> WHAT YOU NEED TO DO: Give back each entry unchanged, minus pictures.

::::

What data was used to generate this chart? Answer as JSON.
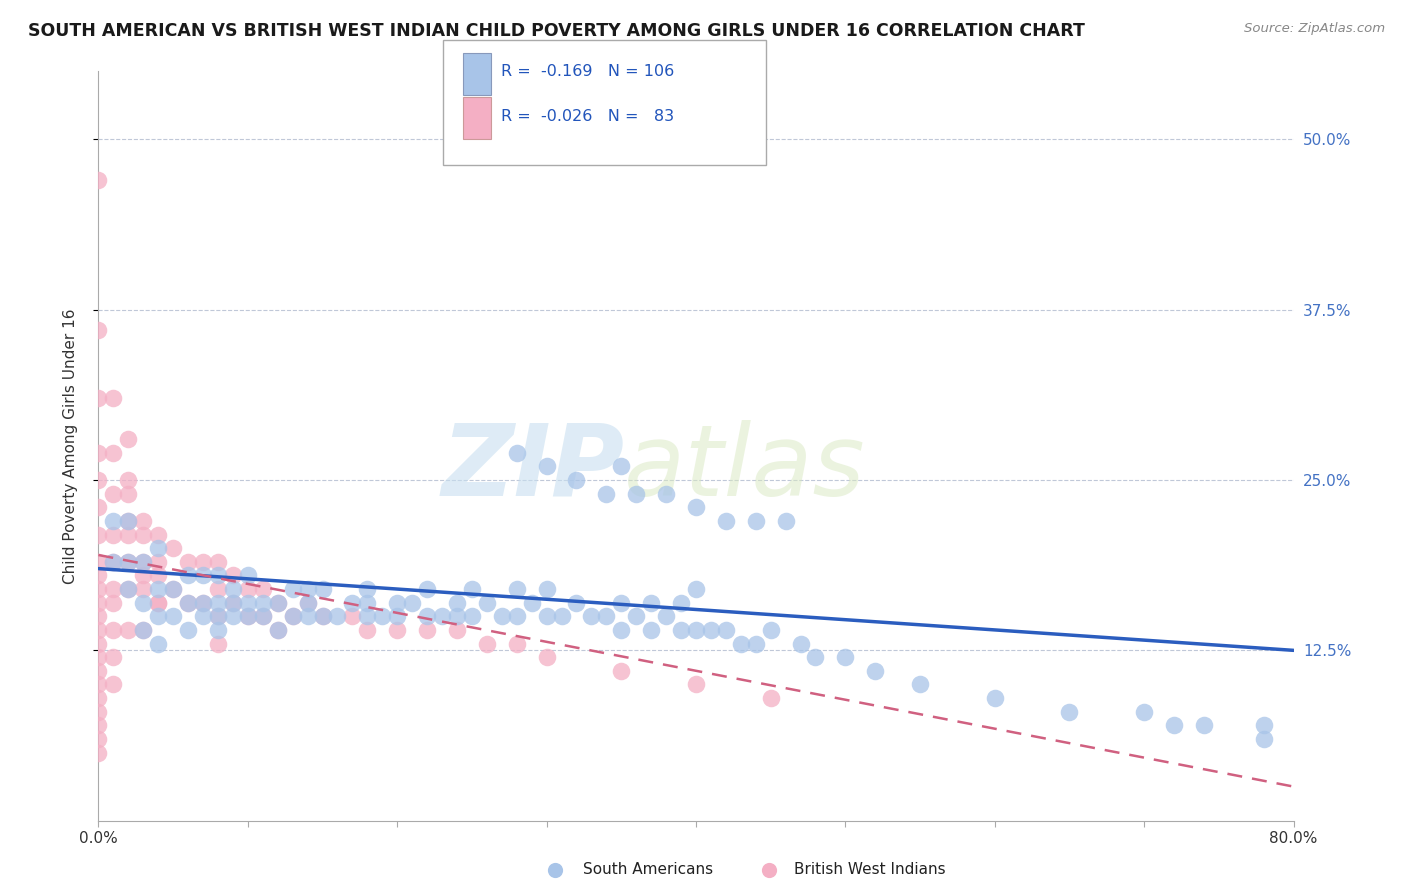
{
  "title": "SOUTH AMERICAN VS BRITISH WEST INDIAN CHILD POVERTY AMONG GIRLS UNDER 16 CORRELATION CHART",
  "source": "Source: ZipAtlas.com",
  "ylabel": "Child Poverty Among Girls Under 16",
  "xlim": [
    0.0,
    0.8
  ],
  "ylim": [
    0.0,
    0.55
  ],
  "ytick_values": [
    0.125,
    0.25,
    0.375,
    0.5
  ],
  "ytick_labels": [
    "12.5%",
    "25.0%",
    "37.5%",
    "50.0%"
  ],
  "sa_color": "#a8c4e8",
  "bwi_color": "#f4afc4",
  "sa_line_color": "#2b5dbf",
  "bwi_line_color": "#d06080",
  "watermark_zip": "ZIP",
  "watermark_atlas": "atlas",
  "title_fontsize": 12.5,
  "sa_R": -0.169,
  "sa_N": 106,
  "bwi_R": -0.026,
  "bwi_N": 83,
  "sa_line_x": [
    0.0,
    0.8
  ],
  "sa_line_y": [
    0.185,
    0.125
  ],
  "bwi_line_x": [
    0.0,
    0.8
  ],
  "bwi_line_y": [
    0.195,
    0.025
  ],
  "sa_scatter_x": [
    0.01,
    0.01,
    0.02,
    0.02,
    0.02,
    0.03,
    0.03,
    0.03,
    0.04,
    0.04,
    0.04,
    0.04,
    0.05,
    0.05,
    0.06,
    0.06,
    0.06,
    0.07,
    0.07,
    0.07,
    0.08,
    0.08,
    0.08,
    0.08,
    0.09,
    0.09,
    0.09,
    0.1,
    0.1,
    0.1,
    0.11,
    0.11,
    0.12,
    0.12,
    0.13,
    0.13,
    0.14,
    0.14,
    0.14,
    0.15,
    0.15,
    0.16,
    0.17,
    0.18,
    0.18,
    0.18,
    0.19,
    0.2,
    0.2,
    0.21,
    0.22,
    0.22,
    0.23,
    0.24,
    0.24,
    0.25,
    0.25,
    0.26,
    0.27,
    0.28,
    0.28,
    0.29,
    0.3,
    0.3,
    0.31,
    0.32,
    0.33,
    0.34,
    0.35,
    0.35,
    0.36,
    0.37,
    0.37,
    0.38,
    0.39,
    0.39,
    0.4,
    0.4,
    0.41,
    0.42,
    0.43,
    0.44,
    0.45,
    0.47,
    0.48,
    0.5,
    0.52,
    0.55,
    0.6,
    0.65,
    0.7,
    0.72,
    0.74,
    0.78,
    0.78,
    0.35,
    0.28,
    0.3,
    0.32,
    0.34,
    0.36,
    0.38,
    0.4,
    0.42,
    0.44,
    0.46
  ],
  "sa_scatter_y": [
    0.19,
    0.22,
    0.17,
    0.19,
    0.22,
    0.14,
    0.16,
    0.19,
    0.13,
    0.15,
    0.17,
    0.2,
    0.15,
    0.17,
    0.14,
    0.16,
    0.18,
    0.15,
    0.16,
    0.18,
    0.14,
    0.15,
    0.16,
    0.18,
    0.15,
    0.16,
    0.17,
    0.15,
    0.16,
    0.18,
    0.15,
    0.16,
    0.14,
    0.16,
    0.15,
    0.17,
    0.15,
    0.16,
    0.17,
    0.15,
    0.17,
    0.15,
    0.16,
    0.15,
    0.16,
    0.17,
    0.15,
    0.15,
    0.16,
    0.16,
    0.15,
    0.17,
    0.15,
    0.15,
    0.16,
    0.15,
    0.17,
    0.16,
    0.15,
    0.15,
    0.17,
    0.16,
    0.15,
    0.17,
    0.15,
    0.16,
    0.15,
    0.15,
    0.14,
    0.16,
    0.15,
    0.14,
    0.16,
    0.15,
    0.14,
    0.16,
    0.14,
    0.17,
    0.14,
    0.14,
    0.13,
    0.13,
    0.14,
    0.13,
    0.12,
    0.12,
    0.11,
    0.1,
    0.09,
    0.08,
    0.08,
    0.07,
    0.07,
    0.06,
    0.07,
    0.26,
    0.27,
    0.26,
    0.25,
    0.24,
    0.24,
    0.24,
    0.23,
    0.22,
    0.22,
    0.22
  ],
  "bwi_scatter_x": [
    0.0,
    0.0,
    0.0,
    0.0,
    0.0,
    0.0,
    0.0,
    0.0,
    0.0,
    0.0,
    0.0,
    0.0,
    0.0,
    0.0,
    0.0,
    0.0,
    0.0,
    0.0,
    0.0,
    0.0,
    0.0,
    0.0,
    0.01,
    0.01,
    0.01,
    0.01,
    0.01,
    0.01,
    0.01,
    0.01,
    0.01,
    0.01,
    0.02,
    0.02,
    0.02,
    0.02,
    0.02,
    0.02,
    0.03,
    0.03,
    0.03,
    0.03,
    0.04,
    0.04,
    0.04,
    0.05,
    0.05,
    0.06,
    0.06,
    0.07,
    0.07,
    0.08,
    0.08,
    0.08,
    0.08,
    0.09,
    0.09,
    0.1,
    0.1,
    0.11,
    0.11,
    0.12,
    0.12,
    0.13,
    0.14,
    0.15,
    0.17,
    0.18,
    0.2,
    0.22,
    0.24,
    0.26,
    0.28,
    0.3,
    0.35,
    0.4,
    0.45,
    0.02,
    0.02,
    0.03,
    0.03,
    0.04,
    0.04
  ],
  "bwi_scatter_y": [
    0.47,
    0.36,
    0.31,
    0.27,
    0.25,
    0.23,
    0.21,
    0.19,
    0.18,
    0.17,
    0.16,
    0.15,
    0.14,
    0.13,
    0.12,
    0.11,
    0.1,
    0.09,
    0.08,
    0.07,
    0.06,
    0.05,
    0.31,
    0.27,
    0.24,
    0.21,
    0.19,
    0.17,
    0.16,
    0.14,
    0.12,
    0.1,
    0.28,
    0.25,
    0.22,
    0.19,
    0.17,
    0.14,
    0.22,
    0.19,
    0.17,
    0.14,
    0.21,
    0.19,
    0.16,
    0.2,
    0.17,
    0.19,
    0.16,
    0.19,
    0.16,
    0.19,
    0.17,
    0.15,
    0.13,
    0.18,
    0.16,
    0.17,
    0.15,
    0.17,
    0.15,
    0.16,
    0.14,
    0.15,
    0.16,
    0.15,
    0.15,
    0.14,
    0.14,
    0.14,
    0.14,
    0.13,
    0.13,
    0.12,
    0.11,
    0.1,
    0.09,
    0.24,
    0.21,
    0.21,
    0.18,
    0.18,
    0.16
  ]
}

::::

> RESULT OF THIS TASK:
What data was used to generate this chart? Answer as JSON.
{
  "title": "SOUTH AMERICAN VS BRITISH WEST INDIAN CHILD POVERTY AMONG GIRLS UNDER 16 CORRELATION CHART",
  "source": "Source: ZipAtlas.com",
  "ylabel": "Child Poverty Among Girls Under 16",
  "xlim": [
    0.0,
    0.8
  ],
  "ylim": [
    0.0,
    0.55
  ],
  "ytick_values": [
    0.125,
    0.25,
    0.375,
    0.5
  ],
  "ytick_labels": [
    "12.5%",
    "25.0%",
    "37.5%",
    "50.0%"
  ],
  "sa_color": "#a8c4e8",
  "bwi_color": "#f4afc4",
  "sa_line_color": "#2b5dbf",
  "bwi_line_color": "#d06080",
  "watermark_zip": "ZIP",
  "watermark_atlas": "atlas",
  "title_fontsize": 12.5,
  "sa_R": -0.169,
  "sa_N": 106,
  "bwi_R": -0.026,
  "bwi_N": 83,
  "sa_line_x": [
    0.0,
    0.8
  ],
  "sa_line_y": [
    0.185,
    0.125
  ],
  "bwi_line_x": [
    0.0,
    0.8
  ],
  "bwi_line_y": [
    0.195,
    0.025
  ],
  "sa_scatter_x": [
    0.01,
    0.01,
    0.02,
    0.02,
    0.02,
    0.03,
    0.03,
    0.03,
    0.04,
    0.04,
    0.04,
    0.04,
    0.05,
    0.05,
    0.06,
    0.06,
    0.06,
    0.07,
    0.07,
    0.07,
    0.08,
    0.08,
    0.08,
    0.08,
    0.09,
    0.09,
    0.09,
    0.1,
    0.1,
    0.1,
    0.11,
    0.11,
    0.12,
    0.12,
    0.13,
    0.13,
    0.14,
    0.14,
    0.14,
    0.15,
    0.15,
    0.16,
    0.17,
    0.18,
    0.18,
    0.18,
    0.19,
    0.2,
    0.2,
    0.21,
    0.22,
    0.22,
    0.23,
    0.24,
    0.24,
    0.25,
    0.25,
    0.26,
    0.27,
    0.28,
    0.28,
    0.29,
    0.3,
    0.3,
    0.31,
    0.32,
    0.33,
    0.34,
    0.35,
    0.35,
    0.36,
    0.37,
    0.37,
    0.38,
    0.39,
    0.39,
    0.4,
    0.4,
    0.41,
    0.42,
    0.43,
    0.44,
    0.45,
    0.47,
    0.48,
    0.5,
    0.52,
    0.55,
    0.6,
    0.65,
    0.7,
    0.72,
    0.74,
    0.78,
    0.78,
    0.35,
    0.28,
    0.3,
    0.32,
    0.34,
    0.36,
    0.38,
    0.4,
    0.42,
    0.44,
    0.46
  ],
  "sa_scatter_y": [
    0.19,
    0.22,
    0.17,
    0.19,
    0.22,
    0.14,
    0.16,
    0.19,
    0.13,
    0.15,
    0.17,
    0.2,
    0.15,
    0.17,
    0.14,
    0.16,
    0.18,
    0.15,
    0.16,
    0.18,
    0.14,
    0.15,
    0.16,
    0.18,
    0.15,
    0.16,
    0.17,
    0.15,
    0.16,
    0.18,
    0.15,
    0.16,
    0.14,
    0.16,
    0.15,
    0.17,
    0.15,
    0.16,
    0.17,
    0.15,
    0.17,
    0.15,
    0.16,
    0.15,
    0.16,
    0.17,
    0.15,
    0.15,
    0.16,
    0.16,
    0.15,
    0.17,
    0.15,
    0.15,
    0.16,
    0.15,
    0.17,
    0.16,
    0.15,
    0.15,
    0.17,
    0.16,
    0.15,
    0.17,
    0.15,
    0.16,
    0.15,
    0.15,
    0.14,
    0.16,
    0.15,
    0.14,
    0.16,
    0.15,
    0.14,
    0.16,
    0.14,
    0.17,
    0.14,
    0.14,
    0.13,
    0.13,
    0.14,
    0.13,
    0.12,
    0.12,
    0.11,
    0.1,
    0.09,
    0.08,
    0.08,
    0.07,
    0.07,
    0.06,
    0.07,
    0.26,
    0.27,
    0.26,
    0.25,
    0.24,
    0.24,
    0.24,
    0.23,
    0.22,
    0.22,
    0.22
  ],
  "bwi_scatter_x": [
    0.0,
    0.0,
    0.0,
    0.0,
    0.0,
    0.0,
    0.0,
    0.0,
    0.0,
    0.0,
    0.0,
    0.0,
    0.0,
    0.0,
    0.0,
    0.0,
    0.0,
    0.0,
    0.0,
    0.0,
    0.0,
    0.0,
    0.01,
    0.01,
    0.01,
    0.01,
    0.01,
    0.01,
    0.01,
    0.01,
    0.01,
    0.01,
    0.02,
    0.02,
    0.02,
    0.02,
    0.02,
    0.02,
    0.03,
    0.03,
    0.03,
    0.03,
    0.04,
    0.04,
    0.04,
    0.05,
    0.05,
    0.06,
    0.06,
    0.07,
    0.07,
    0.08,
    0.08,
    0.08,
    0.08,
    0.09,
    0.09,
    0.1,
    0.1,
    0.11,
    0.11,
    0.12,
    0.12,
    0.13,
    0.14,
    0.15,
    0.17,
    0.18,
    0.2,
    0.22,
    0.24,
    0.26,
    0.28,
    0.3,
    0.35,
    0.4,
    0.45,
    0.02,
    0.02,
    0.03,
    0.03,
    0.04,
    0.04
  ],
  "bwi_scatter_y": [
    0.47,
    0.36,
    0.31,
    0.27,
    0.25,
    0.23,
    0.21,
    0.19,
    0.18,
    0.17,
    0.16,
    0.15,
    0.14,
    0.13,
    0.12,
    0.11,
    0.1,
    0.09,
    0.08,
    0.07,
    0.06,
    0.05,
    0.31,
    0.27,
    0.24,
    0.21,
    0.19,
    0.17,
    0.16,
    0.14,
    0.12,
    0.1,
    0.28,
    0.25,
    0.22,
    0.19,
    0.17,
    0.14,
    0.22,
    0.19,
    0.17,
    0.14,
    0.21,
    0.19,
    0.16,
    0.2,
    0.17,
    0.19,
    0.16,
    0.19,
    0.16,
    0.19,
    0.17,
    0.15,
    0.13,
    0.18,
    0.16,
    0.17,
    0.15,
    0.17,
    0.15,
    0.16,
    0.14,
    0.15,
    0.16,
    0.15,
    0.15,
    0.14,
    0.14,
    0.14,
    0.14,
    0.13,
    0.13,
    0.12,
    0.11,
    0.1,
    0.09,
    0.24,
    0.21,
    0.21,
    0.18,
    0.18,
    0.16
  ]
}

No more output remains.